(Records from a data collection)
+++++

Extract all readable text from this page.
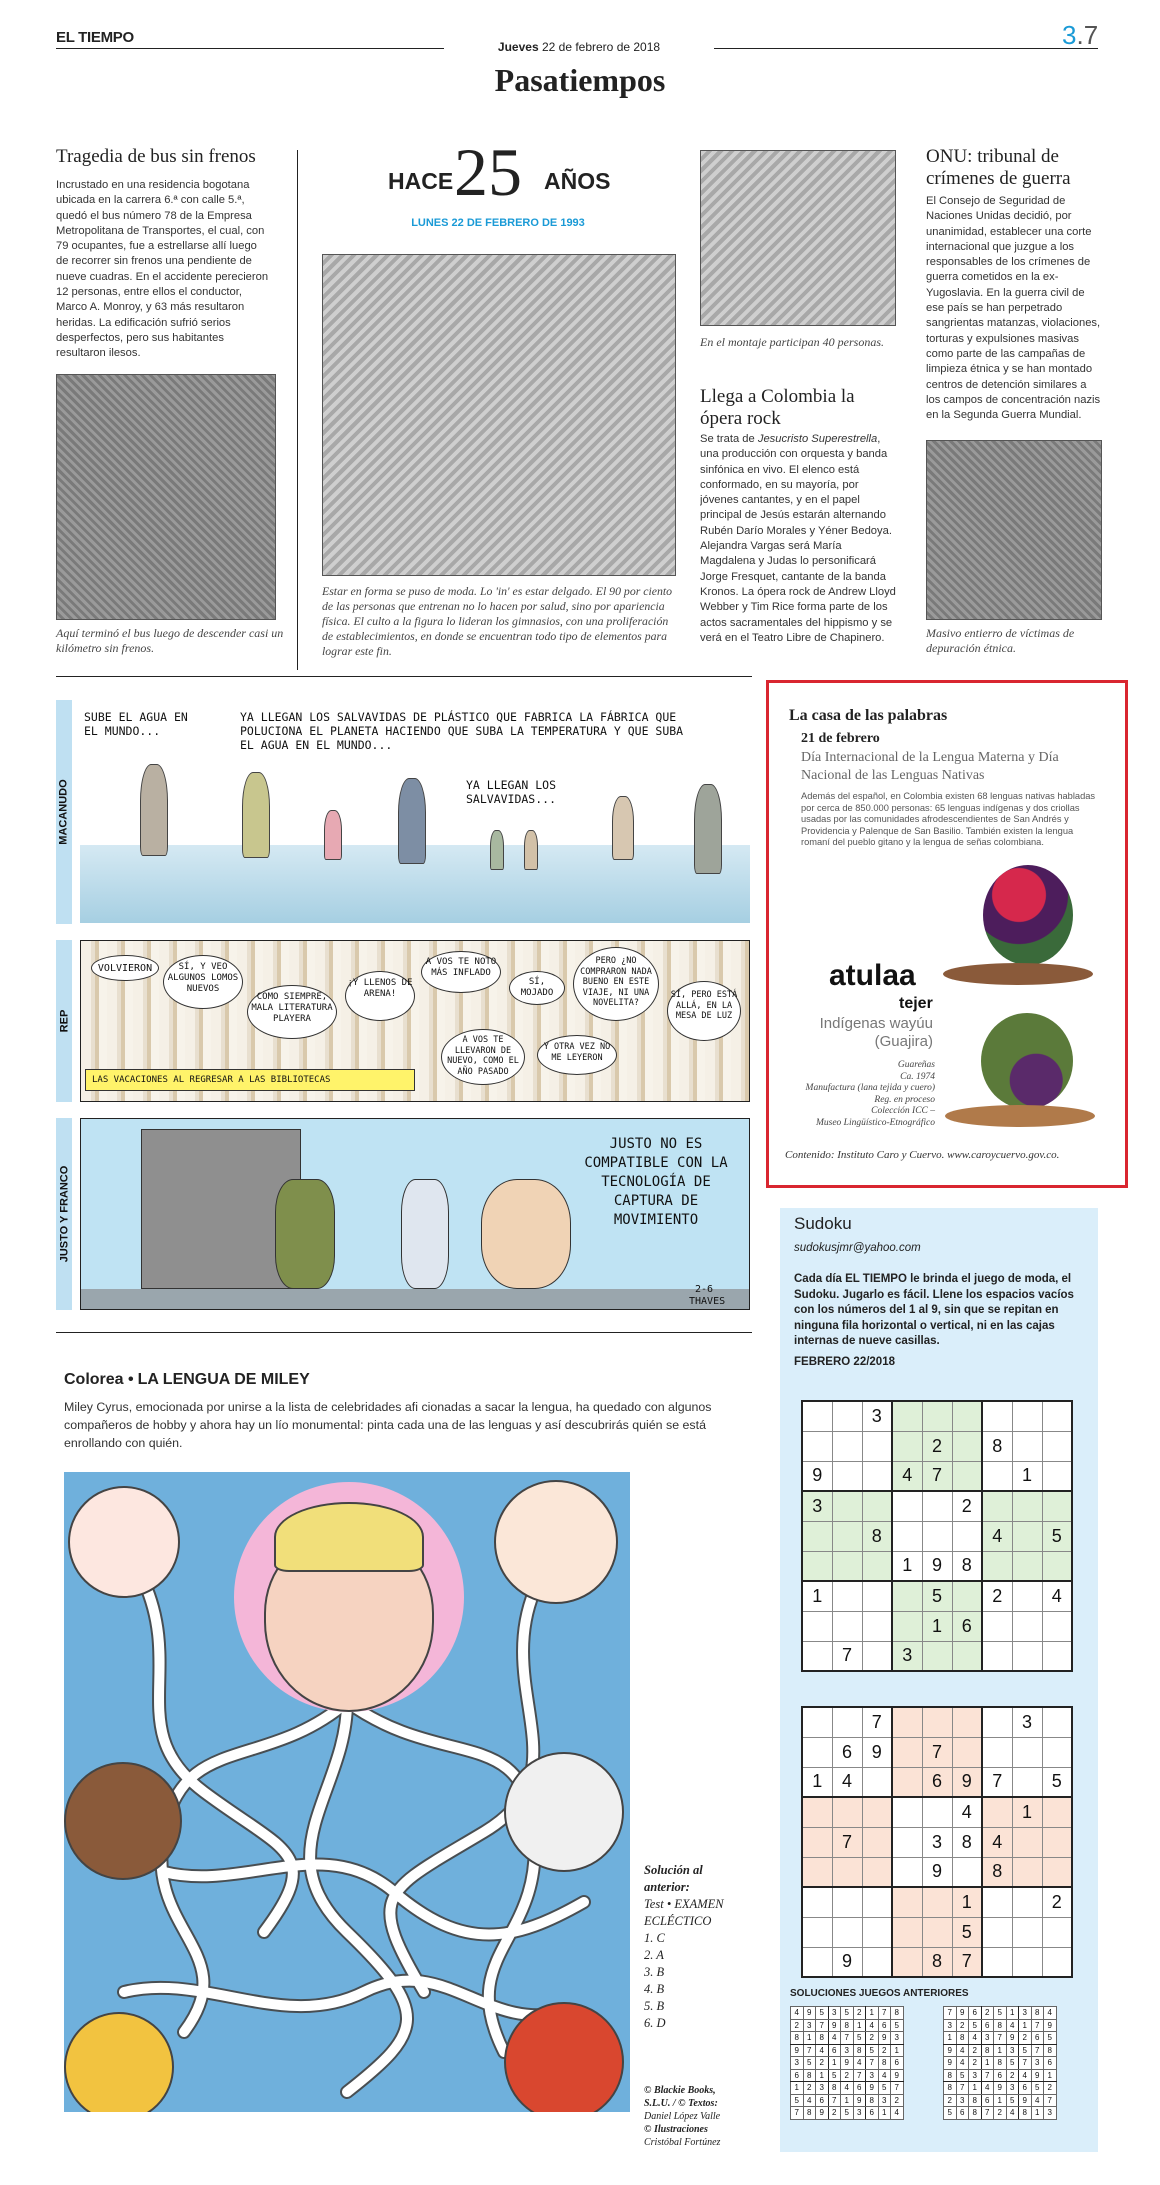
EL TIEMPO
Jueves 22 de febrero de 2018	3.7
Pasatiempos
Tragedia de bus sin frenos
Incrustado en una residencia bogotana ubicada en la carrera 6.ª con calle 5.ª, quedó el bus número 78 de la Empresa Metropolitana de Transportes, el cual, con 79 ocupantes, fue a estrellarse allí luego de recorrer sin frenos una pendiente de nueve cuadras. En el accidente perecieron 12 personas, entre ellos el conductor, Marco A. Monroy, y 63 más resultaron heridas. La edificación sufrió serios desperfectos, pero sus habitantes resultaron ilesos.
Aquí terminó el bus luego de descender casi un kilómetro sin frenos.
HACE 25 AÑOS
LUNES 22 DE FEBRERO DE 1993
Estar en forma se puso de moda. Lo 'in' es estar delgado. El 90 por ciento de las personas que entrenan no lo hacen por salud, sino por apariencia física. El culto a la figura lo lideran los gimnasios, con una proliferación de establecimientos, en donde se encuentran todo tipo de elementos para lograr este fin.
En el montaje participan 40 personas.
Llega a Colombia la ópera rock
Se trata de Jesucristo Superestrella, una producción con orquesta y banda sinfónica en vivo. El elenco está conformado, en su mayoría, por jóvenes cantantes, y en el papel principal de Jesús estarán alternando Rubén Darío Morales y Yéner Bedoya. Alejandra Vargas será María Magdalena y Judas lo personificará Jorge Fresquet, cantante de la banda Kronos. La ópera rock de Andrew Lloyd Webber y Tim Rice forma parte de los actos sacramentales del hippismo y se verá en el Teatro Libre de Chapinero.
ONU: tribunal de crímenes de guerra
El Consejo de Seguridad de Naciones Unidas decidió, por unanimidad, establecer una corte internacional que juzgue a los responsables de los crímenes de guerra cometidos en la ex-Yugoslavia. En la guerra civil de ese país se han perpetrado sangrientas matanzas, violaciones, torturas y expulsiones masivas como parte de las campañas de limpieza étnica y se han montado centros de detención similares a los campos de concentración nazis en la Segunda Guerra Mundial.
Masivo entierro de víctimas de depuración étnica.
MACANUDO
SUBE EL AGUA EN EL MUNDO...
YA LLEGAN LOS SALVAVIDAS DE PLÁSTICO QUE FABRICA LA FÁBRICA QUE POLUCIONA EL PLANETA HACIENDO QUE SUBA LA TEMPERATURA Y QUE SUBA EL AGUA EN EL MUNDO...
YA LLEGAN LOS SALVAVIDAS...
REP
VOLVIERON	SÍ, Y VEO ALGUNOS LOMOS NUEVOS
COMO SIEMPRE, MALA LITERATURA PLAYERA
¡Y LLENOS DE ARENA!
A VOS TE NOTO MÁS INFLADO
SÍ, MOJADO
PERO ¿NO COMPRARON NADA BUENO EN ESTE VIAJE, NI UNA NOVELITA?
SÍ, PERO ESTÁ ALLÁ, EN LA MESA DE LUZ
A VOS TE LLEVARON DE NUEVO, COMO EL AÑO PASADO
Y OTRA VEZ NO ME LEYERON
LAS VACACIONES AL REGRESAR A LAS BIBLIOTECAS
JUSTO Y FRANCO
JUSTO NO ES COMPATIBLE CON LA TECNOLOGÍA DE CAPTURA DE MOVIMIENTO
2-6
THAVES
La casa de las palabras
21 de febrero
Día Internacional de la Lengua Materna y Día Nacional de las Lenguas Nativas
Además del español, en Colombia existen 68 lenguas nativas habladas por cerca de 850.000 personas: 65 lenguas indígenas y dos criollas usadas por las comunidades afrodescendientes de San Andrés y Providencia y Palenque de San Basilio. También existen la lengua romaní del pueblo gitano y la lengua de señas colombiana.
atulaa
tejer
Indígenas wayúu
(Guajira)
Guareñas
Ca. 1974
Manufactura (lana tejida y cuero)
Reg. en proceso
Colección ICC –
Museo Lingüístico-Etnográfico
Contenido: Instituto Caro y Cuervo. www.caroycuervo.gov.co.
Sudoku
sudokusjmr@yahoo.com
Cada día EL TIEMPO le brinda el juego de moda, el Sudoku. Jugarlo es fácil. Llene los espacios vacíos con los números del 1 al 9, sin que se repitan en ninguna fila horizontal o vertical, ni en las cajas internas de nueve casillas.
FEBRERO 22/2018
		3						
				2		8		
9			4	7			1	
3					2			
		8				4		5
			1	9	8			
1				5		2		4
				1	6			
	7		3					
		7					3	
	6	9		7				
1	4			6	9	7		5
					4		1	
	7			3	8	4		
				9		8		
					1			2
					5			
	9			8	7			
SOLUCIONES JUEGOS ANTERIORES
4	9	5	3	5	2	1	7	8
2	3	7	9	8	1	4	6	5
8	1	8	4	7	5	2	9	3
9	7	4	6	3	8	5	2	1
3	5	2	1	9	4	7	8	6
6	8	1	5	2	7	3	4	9
1	2	3	8	4	6	9	5	7
5	4	6	7	1	9	8	3	2
7	8	9	2	5	3	6	1	4
7	9	6	2	5	1	3	8	4
3	2	5	6	8	4	1	7	9
1	8	4	3	7	9	2	6	5
9	4	2	8	1	3	5	7	8
9	4	2	1	8	5	7	3	6
8	5	3	7	6	2	4	9	1
8	7	1	4	9	3	6	5	2
2	3	8	6	1	5	9	4	7
5	6	8	7	2	4	8	1	3
Colorea • LA LENGUA DE MILEY
Miley Cyrus, emocionada por unirse a la lista de celebridades afi cionadas a sacar la lengua, ha quedado con algunos compañeros de hobby y ahora hay un lío monumental: pinta cada una de las lenguas y así descubrirás quién se está enrollando con quién.
Solución al anterior:
Test • EXAMEN ECLÉCTICO
1. C
2. A
3. B
4. B
5. B
6. D
© Blackie Books, S.L.U. / © Textos:
Daniel López Valle
© Ilustraciones
Cristóbal Fortúnez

+++++

**WHAT IS REQUIRED**
Pick out the lines that include the word "MUNDO" and write them out.

**TASK RESPONSE**
SUBE EL AGUA EN EL MUNDO...
YA LLEGAN LOS SALVAVIDAS DE PLÁSTICO QUE FABRICA LA FÁBRICA QUE POLUCIONA EL PLANETA HACIENDO QUE SUBA LA TEMPERATURA Y QUE SUBA EL AGUA EN EL MUNDO...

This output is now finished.